---- Task input

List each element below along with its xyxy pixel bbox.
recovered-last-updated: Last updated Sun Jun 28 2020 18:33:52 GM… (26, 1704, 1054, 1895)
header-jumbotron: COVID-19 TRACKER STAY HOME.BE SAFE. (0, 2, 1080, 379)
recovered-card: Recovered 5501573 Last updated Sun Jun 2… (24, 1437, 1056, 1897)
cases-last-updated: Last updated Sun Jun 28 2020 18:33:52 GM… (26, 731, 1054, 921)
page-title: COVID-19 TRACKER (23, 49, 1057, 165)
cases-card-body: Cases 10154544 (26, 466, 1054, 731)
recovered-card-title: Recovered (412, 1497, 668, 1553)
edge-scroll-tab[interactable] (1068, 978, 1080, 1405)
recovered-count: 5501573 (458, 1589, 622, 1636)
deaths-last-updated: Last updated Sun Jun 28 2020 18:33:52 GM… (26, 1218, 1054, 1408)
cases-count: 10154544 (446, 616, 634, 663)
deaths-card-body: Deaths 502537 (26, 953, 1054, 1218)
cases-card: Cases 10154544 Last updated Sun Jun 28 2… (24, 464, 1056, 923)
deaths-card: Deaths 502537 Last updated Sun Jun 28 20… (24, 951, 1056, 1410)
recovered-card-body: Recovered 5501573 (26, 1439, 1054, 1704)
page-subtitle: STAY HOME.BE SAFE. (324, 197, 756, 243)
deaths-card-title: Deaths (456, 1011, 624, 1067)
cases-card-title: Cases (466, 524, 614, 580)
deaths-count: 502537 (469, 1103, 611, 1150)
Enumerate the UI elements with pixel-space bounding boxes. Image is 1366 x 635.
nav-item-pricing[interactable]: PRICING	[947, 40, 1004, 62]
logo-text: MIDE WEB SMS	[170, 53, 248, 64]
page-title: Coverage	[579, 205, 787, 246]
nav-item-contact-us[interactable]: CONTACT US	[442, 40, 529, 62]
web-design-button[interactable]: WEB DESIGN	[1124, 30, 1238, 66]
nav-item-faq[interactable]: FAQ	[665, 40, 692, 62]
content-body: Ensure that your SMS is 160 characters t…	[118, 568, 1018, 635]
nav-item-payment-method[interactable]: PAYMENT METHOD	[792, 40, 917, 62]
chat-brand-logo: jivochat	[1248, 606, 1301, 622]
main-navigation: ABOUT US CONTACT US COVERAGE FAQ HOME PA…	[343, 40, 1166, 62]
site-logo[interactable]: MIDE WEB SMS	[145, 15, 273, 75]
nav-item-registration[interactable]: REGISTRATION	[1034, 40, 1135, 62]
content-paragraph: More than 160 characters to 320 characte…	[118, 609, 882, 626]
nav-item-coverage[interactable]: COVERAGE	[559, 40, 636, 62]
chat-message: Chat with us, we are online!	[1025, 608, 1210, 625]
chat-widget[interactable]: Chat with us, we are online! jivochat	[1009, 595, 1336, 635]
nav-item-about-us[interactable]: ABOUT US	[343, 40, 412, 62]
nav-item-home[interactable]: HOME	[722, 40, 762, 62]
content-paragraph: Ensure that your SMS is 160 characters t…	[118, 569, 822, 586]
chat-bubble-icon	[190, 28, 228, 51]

--------

**Exercise objective:** Retype all of the items above exactly as they stand, line for line.

**The output:**
List each element below along with its xyxy pixel bbox.
recovered-last-updated: Last updated Sun Jun 28 2020 18:33:52 GM… (26, 1704, 1054, 1895)
header-jumbotron: COVID-19 TRACKER STAY HOME.BE SAFE. (0, 2, 1080, 379)
recovered-card: Recovered 5501573 Last updated Sun Jun 2… (24, 1437, 1056, 1897)
cases-last-updated: Last updated Sun Jun 28 2020 18:33:52 GM… (26, 731, 1054, 921)
page-title: COVID-19 TRACKER (23, 49, 1057, 165)
cases-card-body: Cases 10154544 (26, 466, 1054, 731)
recovered-card-title: Recovered (412, 1497, 668, 1553)
edge-scroll-tab[interactable] (1068, 978, 1080, 1405)
recovered-count: 5501573 (458, 1589, 622, 1636)
deaths-last-updated: Last updated Sun Jun 28 2020 18:33:52 GM… (26, 1218, 1054, 1408)
cases-count: 10154544 (446, 616, 634, 663)
deaths-card-body: Deaths 502537 (26, 953, 1054, 1218)
cases-card: Cases 10154544 Last updated Sun Jun 28 2… (24, 464, 1056, 923)
deaths-card: Deaths 502537 Last updated Sun Jun 28 20… (24, 951, 1056, 1410)
recovered-card-body: Recovered 5501573 (26, 1439, 1054, 1704)
page-subtitle: STAY HOME.BE SAFE. (324, 197, 756, 243)
deaths-card-title: Deaths (456, 1011, 624, 1067)
cases-card-title: Cases (466, 524, 614, 580)
deaths-count: 502537 (469, 1103, 611, 1150)
Enumerate the UI elements with pixel-space bounding boxes. Image is 1366 x 635.
nav-item-pricing[interactable]: PRICING	[947, 40, 1004, 62]
logo-text: MIDE WEB SMS	[170, 53, 248, 64]
page-title: Coverage	[579, 205, 787, 246]
nav-item-contact-us[interactable]: CONTACT US	[442, 40, 529, 62]
web-design-button[interactable]: WEB DESIGN	[1124, 30, 1238, 66]
nav-item-faq[interactable]: FAQ	[665, 40, 692, 62]
content-body: Ensure that your SMS is 160 characters t…	[118, 568, 1018, 635]
nav-item-payment-method[interactable]: PAYMENT METHOD	[792, 40, 917, 62]
chat-brand-logo: jivochat	[1248, 606, 1301, 622]
main-navigation: ABOUT US CONTACT US COVERAGE FAQ HOME PA…	[343, 40, 1166, 62]
site-logo[interactable]: MIDE WEB SMS	[145, 15, 273, 75]
nav-item-registration[interactable]: REGISTRATION	[1034, 40, 1135, 62]
content-paragraph: More than 160 characters to 320 characte…	[118, 609, 882, 626]
nav-item-coverage[interactable]: COVERAGE	[559, 40, 636, 62]
chat-message: Chat with us, we are online!	[1025, 608, 1210, 625]
chat-widget[interactable]: Chat with us, we are online! jivochat	[1009, 595, 1336, 635]
nav-item-about-us[interactable]: ABOUT US	[343, 40, 412, 62]
nav-item-home[interactable]: HOME	[722, 40, 762, 62]
content-paragraph: Ensure that your SMS is 160 characters t…	[118, 569, 822, 586]
chat-bubble-icon	[190, 28, 228, 51]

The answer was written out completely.